╭─ MATERIAL PROVIDED
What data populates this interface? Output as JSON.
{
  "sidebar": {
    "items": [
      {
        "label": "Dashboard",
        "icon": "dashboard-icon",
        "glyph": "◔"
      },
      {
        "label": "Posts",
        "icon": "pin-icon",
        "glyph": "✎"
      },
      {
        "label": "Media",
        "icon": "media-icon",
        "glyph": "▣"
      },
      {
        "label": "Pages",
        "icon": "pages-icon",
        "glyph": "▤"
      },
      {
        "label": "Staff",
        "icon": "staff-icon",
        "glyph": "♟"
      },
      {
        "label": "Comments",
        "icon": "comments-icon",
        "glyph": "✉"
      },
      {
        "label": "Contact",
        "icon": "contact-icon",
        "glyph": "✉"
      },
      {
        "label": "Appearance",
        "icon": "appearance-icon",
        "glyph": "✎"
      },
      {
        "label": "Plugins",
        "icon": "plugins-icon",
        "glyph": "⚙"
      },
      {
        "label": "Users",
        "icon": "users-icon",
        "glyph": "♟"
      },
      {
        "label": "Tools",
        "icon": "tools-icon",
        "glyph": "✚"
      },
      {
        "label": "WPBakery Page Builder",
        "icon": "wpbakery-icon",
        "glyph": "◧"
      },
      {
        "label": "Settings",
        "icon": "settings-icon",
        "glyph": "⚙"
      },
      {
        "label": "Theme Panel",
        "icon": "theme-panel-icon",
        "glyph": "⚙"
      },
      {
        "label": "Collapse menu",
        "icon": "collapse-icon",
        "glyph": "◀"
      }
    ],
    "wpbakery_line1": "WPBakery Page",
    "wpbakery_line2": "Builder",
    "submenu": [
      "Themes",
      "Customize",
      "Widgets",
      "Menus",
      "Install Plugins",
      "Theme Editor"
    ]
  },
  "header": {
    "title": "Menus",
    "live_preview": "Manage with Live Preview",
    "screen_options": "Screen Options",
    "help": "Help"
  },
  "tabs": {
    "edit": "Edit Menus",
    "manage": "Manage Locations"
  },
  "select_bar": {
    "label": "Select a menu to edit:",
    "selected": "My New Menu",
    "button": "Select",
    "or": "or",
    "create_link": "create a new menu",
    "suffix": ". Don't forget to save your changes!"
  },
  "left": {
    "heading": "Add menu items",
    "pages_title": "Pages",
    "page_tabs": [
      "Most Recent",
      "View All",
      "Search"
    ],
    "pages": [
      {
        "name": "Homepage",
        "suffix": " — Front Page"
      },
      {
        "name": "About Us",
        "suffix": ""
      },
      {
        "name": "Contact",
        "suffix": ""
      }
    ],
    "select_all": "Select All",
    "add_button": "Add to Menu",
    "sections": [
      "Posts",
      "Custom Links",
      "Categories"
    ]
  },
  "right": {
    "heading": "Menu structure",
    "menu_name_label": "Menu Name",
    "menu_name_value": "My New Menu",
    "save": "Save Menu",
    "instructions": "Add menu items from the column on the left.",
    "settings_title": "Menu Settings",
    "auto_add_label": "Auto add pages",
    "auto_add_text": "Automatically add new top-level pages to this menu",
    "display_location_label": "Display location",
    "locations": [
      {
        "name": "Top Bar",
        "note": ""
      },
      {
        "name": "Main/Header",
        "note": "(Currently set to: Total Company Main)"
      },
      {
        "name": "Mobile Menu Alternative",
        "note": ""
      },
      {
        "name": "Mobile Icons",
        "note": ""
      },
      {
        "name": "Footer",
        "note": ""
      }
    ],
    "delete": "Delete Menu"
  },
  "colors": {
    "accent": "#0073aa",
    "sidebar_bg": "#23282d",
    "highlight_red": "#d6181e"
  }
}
╰─
__DIRECTIVE__: Determine how many lines of the listing above include the word "suffix", and report that number only.

__RESPONSE BELOW__: 4